>> Begin

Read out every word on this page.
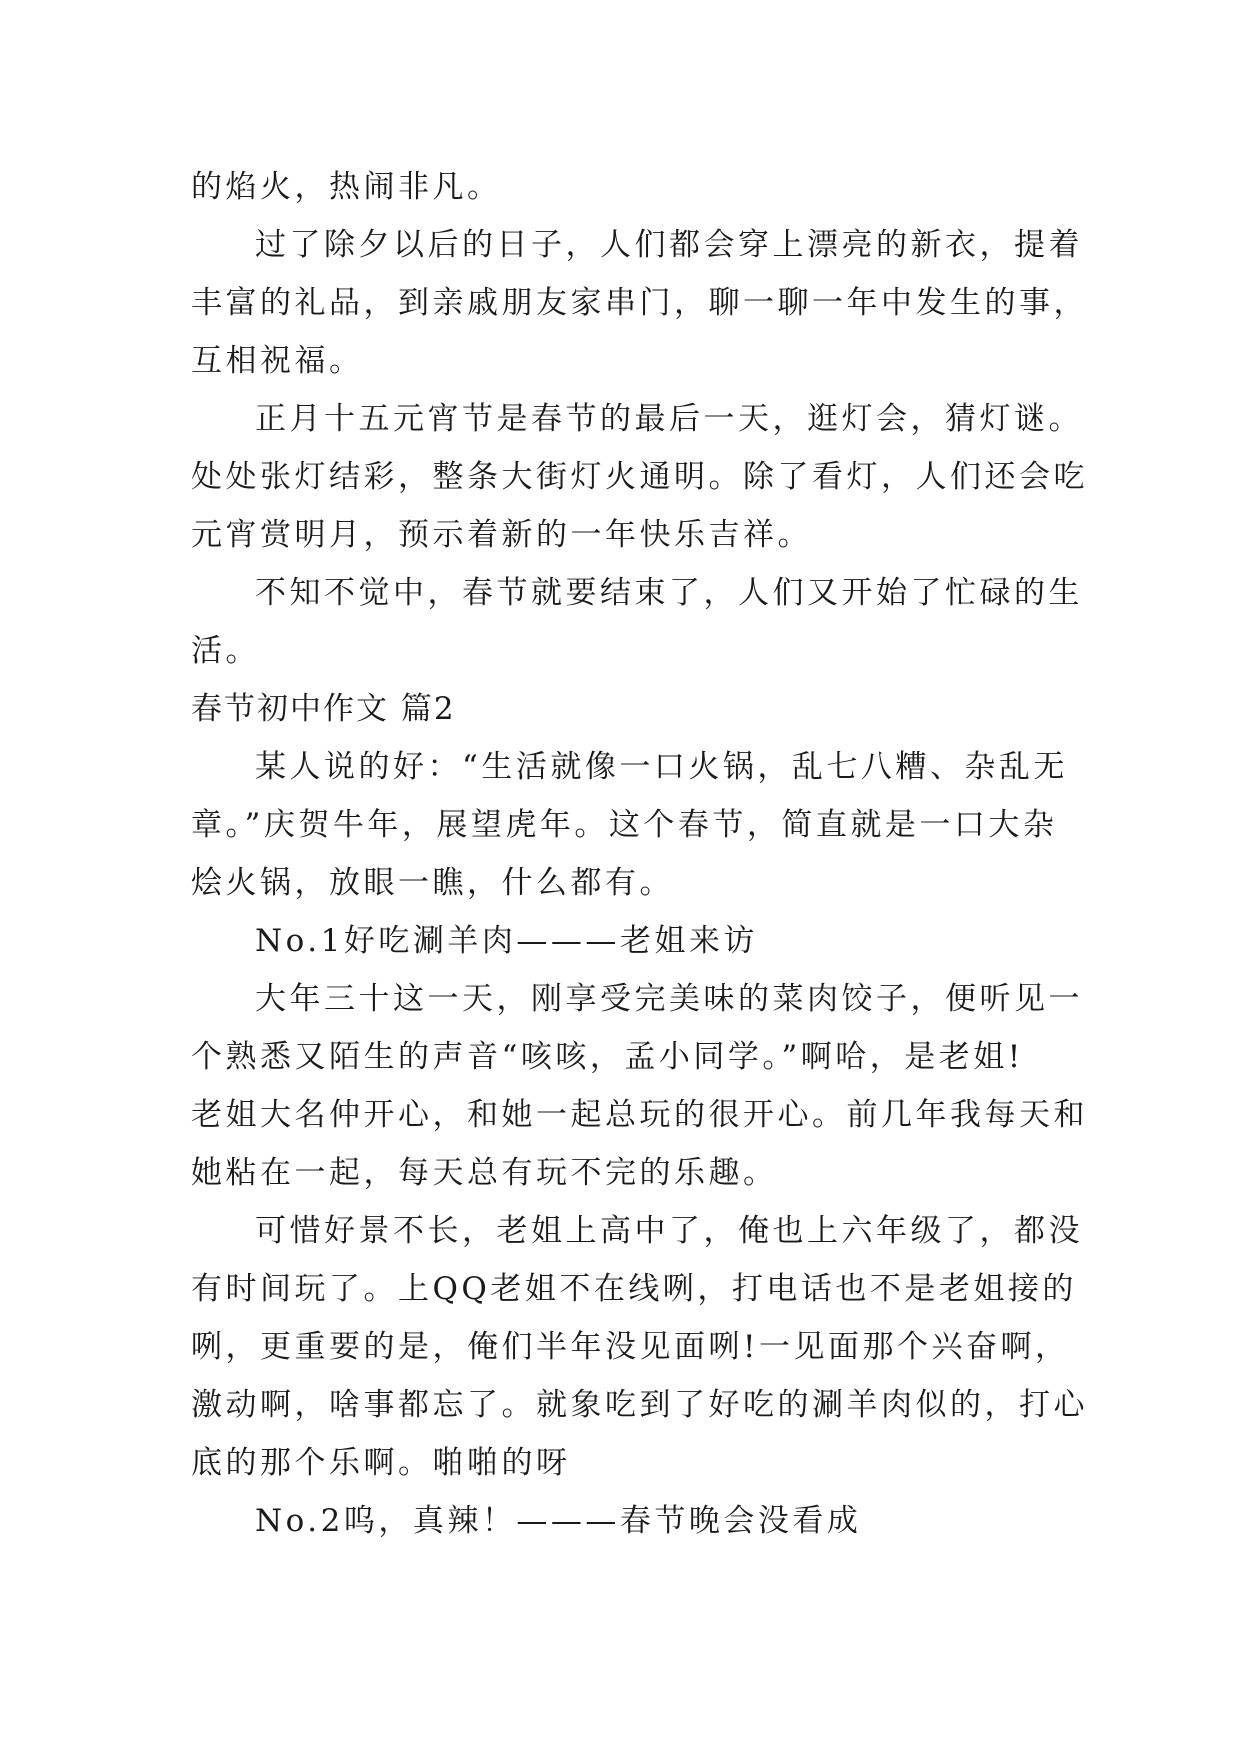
的焰火，热闹非凡。

过了除夕以后的日子，人们都会穿上漂亮的新衣，提着

丰富的礼品，到亲戚朋友家串门，聊一聊一年中发生的事，

互相祝福。

正月十五元宵节是春节的最后一天，逛灯会，猜灯谜。

处处张灯结彩，整条大街灯火通明。除了看灯，人们还会吃

元宵赏明月，预示着新的一年快乐吉祥。

不知不觉中，春节就要结束了，人们又开始了忙碌的生

活。

春节初中作文 篇2

某人说的好：“生活就像一口火锅，乱七八糟、杂乱无

章。”庆贺牛年，展望虎年。这个春节，简直就是一口大杂

烩火锅，放眼一瞧，什么都有。

No.1好吃涮羊肉———老姐来访

大年三十这一天，刚享受完美味的菜肉饺子，便听见一

个熟悉又陌生的声音“咳咳，孟小同学。”啊哈，是老姐!

老姐大名仲开心，和她一起总玩的很开心。前几年我每天和

她粘在一起，每天总有玩不完的乐趣。

可惜好景不长，老姐上高中了，俺也上六年级了，都没

有时间玩了。上QQ老姐不在线咧，打电话也不是老姐接的

咧，更重要的是，俺们半年没见面咧!一见面那个兴奋啊，

激动啊，啥事都忘了。就象吃到了好吃的涮羊肉似的，打心

底的那个乐啊。啪啪的呀

No.2呜，真辣！———春节晚会没看成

>> End

Your task is to copy the entries in full and exactly, without any images.

Read out every word on this page.
的焰火，热闹非凡。

过了除夕以后的日子，人们都会穿上漂亮的新衣，提着

丰富的礼品，到亲戚朋友家串门，聊一聊一年中发生的事，

互相祝福。

正月十五元宵节是春节的最后一天，逛灯会，猜灯谜。

处处张灯结彩，整条大街灯火通明。除了看灯，人们还会吃

元宵赏明月，预示着新的一年快乐吉祥。

不知不觉中，春节就要结束了，人们又开始了忙碌的生

活。

春节初中作文 篇2

某人说的好：“生活就像一口火锅，乱七八糟、杂乱无

章。”庆贺牛年，展望虎年。这个春节，简直就是一口大杂

烩火锅，放眼一瞧，什么都有。

No.1好吃涮羊肉———老姐来访

大年三十这一天，刚享受完美味的菜肉饺子，便听见一

个熟悉又陌生的声音“咳咳，孟小同学。”啊哈，是老姐!

老姐大名仲开心，和她一起总玩的很开心。前几年我每天和

她粘在一起，每天总有玩不完的乐趣。

可惜好景不长，老姐上高中了，俺也上六年级了，都没

有时间玩了。上QQ老姐不在线咧，打电话也不是老姐接的

咧，更重要的是，俺们半年没见面咧!一见面那个兴奋啊，

激动啊，啥事都忘了。就象吃到了好吃的涮羊肉似的，打心

底的那个乐啊。啪啪的呀

No.2呜，真辣！———春节晚会没看成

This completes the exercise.